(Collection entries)
━━━━━━

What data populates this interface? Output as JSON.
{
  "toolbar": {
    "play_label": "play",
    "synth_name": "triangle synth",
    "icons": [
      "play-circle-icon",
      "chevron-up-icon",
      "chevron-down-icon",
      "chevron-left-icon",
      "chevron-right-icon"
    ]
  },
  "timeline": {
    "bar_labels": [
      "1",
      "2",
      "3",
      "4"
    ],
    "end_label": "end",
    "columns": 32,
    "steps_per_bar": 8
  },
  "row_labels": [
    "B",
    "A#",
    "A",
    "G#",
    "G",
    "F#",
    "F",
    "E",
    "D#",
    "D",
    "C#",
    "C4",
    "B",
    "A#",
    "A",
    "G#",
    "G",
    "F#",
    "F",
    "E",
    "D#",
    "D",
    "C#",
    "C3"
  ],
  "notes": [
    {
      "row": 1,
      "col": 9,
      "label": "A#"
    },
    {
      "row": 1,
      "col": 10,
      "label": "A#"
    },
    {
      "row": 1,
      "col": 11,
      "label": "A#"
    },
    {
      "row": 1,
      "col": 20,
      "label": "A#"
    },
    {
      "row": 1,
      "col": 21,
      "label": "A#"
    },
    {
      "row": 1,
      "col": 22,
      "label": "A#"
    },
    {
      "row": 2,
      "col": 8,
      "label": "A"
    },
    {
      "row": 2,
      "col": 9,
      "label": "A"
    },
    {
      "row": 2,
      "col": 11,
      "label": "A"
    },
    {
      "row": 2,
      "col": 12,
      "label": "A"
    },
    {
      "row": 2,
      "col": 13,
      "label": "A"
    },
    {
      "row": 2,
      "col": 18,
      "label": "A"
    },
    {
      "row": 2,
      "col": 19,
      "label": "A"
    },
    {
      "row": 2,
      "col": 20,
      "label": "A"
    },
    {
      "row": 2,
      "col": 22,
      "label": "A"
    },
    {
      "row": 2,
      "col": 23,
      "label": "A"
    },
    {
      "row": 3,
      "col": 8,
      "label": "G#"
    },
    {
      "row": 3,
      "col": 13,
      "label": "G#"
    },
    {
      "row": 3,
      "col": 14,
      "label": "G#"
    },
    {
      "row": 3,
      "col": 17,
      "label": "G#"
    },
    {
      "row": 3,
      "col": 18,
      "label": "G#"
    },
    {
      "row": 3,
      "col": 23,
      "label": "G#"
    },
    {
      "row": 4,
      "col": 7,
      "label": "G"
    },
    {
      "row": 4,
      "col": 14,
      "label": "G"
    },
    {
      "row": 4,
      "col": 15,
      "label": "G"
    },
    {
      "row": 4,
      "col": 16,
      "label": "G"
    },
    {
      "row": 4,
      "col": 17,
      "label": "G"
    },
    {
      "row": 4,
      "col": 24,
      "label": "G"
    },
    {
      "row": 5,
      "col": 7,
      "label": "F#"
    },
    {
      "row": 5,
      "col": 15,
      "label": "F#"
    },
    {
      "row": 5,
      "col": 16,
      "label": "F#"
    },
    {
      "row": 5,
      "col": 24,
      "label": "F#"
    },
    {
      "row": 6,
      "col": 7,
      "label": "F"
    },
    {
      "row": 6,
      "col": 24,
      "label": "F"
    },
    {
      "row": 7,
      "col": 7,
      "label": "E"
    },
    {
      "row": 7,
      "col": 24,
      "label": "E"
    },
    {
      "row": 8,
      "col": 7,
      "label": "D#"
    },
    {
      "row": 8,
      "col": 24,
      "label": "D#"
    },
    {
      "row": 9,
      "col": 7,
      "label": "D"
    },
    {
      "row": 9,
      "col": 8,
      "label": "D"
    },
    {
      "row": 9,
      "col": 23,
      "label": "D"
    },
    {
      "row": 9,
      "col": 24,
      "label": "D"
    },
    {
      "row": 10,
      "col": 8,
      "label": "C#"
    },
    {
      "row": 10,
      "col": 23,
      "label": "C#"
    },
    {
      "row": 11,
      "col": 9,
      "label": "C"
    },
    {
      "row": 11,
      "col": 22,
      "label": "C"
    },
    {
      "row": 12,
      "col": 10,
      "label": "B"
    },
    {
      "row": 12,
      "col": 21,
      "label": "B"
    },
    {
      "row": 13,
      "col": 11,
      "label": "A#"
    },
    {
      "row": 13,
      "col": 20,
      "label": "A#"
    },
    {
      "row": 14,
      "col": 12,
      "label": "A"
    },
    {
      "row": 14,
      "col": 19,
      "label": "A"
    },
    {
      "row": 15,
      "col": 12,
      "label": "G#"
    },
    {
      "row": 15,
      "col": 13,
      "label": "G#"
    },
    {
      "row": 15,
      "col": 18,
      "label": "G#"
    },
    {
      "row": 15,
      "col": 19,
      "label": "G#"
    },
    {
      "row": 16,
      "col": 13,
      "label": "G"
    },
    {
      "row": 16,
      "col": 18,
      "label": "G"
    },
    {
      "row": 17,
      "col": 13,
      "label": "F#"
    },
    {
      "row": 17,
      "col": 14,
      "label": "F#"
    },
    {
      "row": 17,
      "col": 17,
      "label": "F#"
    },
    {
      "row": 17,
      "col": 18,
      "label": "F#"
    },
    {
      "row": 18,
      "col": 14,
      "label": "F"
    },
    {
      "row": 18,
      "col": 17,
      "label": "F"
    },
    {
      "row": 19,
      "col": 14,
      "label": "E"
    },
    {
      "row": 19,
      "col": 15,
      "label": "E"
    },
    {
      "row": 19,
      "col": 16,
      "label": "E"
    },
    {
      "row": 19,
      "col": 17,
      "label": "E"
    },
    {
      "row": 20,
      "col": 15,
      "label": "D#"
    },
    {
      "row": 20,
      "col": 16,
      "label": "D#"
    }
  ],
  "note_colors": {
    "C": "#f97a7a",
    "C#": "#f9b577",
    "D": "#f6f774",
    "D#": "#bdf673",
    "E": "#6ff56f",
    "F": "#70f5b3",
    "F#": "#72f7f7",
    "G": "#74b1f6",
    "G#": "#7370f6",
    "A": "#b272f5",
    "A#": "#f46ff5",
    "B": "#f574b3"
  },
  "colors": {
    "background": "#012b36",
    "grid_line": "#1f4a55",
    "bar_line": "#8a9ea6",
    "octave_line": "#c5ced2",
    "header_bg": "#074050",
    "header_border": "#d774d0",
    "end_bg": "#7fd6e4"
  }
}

━━━━━━

Isolate the lines above that contain the word "chevron" and copy them.

      "chevron-up-icon",
      "chevron-down-icon",
      "chevron-left-icon",
      "chevron-right-icon"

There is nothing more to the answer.